Word for word, transcribe the lines from the one containing "Read all visible content and emit it as JSON." through the end of the entries, both included, and nothing else.

====

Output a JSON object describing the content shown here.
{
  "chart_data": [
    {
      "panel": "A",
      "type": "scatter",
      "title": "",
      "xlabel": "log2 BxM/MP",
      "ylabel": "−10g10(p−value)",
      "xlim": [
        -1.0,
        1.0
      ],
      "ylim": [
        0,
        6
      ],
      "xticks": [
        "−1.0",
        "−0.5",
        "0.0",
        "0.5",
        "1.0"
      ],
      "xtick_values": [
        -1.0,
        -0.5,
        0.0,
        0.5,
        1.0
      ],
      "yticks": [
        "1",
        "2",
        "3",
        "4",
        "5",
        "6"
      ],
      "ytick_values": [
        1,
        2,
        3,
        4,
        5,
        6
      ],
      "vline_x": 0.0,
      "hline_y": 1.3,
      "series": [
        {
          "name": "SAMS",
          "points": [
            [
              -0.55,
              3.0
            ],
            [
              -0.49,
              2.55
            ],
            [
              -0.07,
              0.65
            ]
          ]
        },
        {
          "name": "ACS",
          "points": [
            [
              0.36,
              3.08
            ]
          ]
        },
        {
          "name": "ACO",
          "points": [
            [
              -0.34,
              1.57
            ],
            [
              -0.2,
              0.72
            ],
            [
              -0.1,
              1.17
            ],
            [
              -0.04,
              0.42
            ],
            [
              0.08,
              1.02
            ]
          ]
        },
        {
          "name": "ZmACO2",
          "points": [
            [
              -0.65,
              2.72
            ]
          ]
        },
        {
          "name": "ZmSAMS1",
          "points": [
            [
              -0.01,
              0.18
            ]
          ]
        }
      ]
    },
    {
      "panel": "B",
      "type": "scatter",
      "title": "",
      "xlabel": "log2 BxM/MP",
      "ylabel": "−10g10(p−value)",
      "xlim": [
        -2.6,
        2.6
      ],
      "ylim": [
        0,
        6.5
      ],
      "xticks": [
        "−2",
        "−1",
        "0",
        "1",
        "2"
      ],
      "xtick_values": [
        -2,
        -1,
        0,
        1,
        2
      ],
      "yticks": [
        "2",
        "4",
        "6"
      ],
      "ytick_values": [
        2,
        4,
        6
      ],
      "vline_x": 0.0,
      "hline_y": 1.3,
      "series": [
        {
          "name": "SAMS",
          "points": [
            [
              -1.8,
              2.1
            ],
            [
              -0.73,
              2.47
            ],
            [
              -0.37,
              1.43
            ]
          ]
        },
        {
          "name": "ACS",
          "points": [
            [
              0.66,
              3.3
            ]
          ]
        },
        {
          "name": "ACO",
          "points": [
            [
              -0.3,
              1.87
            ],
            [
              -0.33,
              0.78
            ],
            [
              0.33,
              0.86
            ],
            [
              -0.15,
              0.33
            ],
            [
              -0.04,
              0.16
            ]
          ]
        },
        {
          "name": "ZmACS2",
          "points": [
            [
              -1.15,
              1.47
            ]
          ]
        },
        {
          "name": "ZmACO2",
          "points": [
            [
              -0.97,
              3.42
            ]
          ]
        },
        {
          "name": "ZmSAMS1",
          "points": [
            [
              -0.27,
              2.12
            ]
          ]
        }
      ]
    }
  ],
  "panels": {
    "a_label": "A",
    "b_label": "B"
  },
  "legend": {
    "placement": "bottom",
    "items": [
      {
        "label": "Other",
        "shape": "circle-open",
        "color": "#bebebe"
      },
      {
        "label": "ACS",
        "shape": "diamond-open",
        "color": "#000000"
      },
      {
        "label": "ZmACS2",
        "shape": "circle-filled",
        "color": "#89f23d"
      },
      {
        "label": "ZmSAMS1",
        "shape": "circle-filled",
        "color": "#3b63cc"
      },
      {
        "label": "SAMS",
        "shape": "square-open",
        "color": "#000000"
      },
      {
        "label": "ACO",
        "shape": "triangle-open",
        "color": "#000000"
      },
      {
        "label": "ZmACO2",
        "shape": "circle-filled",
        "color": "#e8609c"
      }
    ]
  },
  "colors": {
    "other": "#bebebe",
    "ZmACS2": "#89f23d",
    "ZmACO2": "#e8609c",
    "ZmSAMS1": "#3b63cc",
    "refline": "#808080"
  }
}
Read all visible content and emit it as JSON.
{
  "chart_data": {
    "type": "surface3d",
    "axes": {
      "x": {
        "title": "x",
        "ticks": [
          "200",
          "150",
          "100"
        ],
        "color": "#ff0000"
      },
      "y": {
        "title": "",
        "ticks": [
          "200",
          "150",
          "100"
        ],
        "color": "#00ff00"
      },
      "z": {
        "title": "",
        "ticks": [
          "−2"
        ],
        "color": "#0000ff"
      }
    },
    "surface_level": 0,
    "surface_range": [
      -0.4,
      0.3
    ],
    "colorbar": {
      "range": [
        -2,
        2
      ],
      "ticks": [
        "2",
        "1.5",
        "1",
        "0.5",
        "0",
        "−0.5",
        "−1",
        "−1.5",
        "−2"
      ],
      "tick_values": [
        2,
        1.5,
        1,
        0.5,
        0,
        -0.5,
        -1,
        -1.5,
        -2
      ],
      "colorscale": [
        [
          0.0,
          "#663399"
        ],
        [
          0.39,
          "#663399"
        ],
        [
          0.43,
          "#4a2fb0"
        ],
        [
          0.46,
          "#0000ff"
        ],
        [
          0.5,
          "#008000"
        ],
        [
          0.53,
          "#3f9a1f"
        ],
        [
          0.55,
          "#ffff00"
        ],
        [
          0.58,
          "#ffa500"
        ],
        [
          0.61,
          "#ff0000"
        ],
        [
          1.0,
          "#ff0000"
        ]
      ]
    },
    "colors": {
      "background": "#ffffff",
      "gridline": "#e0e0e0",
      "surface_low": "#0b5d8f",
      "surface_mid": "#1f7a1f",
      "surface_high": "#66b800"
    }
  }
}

====

Final result:
Read all visible content and emit it as JSON.
{
  "chart_data": {
    "type": "surface3d",
    "axes": {
      "x": {
        "title": "x",
        "ticks": [
          "200",
          "150",
          "100"
        ],
        "color": "#ff0000"
      },
      "y": {
        "title": "",
        "ticks": [
          "200",
          "150",
          "100"
        ],
        "color": "#00ff00"
      },
      "z": {
        "title": "",
        "ticks": [
          "−2"
        ],
        "color": "#0000ff"
      }
    },
    "surface_level": 0,
    "surface_range": [
      -0.4,
      0.3
    ],
    "colorbar": {
      "range": [
        -2,
        2
      ],
      "ticks": [
        "2",
        "1.5",
        "1",
        "0.5",
        "0",
        "−0.5",
        "−1",
        "−1.5",
        "−2"
      ],
      "tick_values": [
        2,
        1.5,
        1,
        0.5,
        0,
        -0.5,
        -1,
        -1.5,
        -2
      ],
      "colorscale": [
        [
          0.0,
          "#663399"
        ],
        [
          0.39,
          "#663399"
        ],
        [
          0.43,
          "#4a2fb0"
        ],
        [
          0.46,
          "#0000ff"
        ],
        [
          0.5,
          "#008000"
        ],
        [
          0.53,
          "#3f9a1f"
        ],
        [
          0.55,
          "#ffff00"
        ],
        [
          0.58,
          "#ffa500"
        ],
        [
          0.61,
          "#ff0000"
        ],
        [
          1.0,
          "#ff0000"
        ]
      ]
    },
    "colors": {
      "background": "#ffffff",
      "gridline": "#e0e0e0",
      "surface_low": "#0b5d8f",
      "surface_mid": "#1f7a1f",
      "surface_high": "#66b800"
    }
  }
}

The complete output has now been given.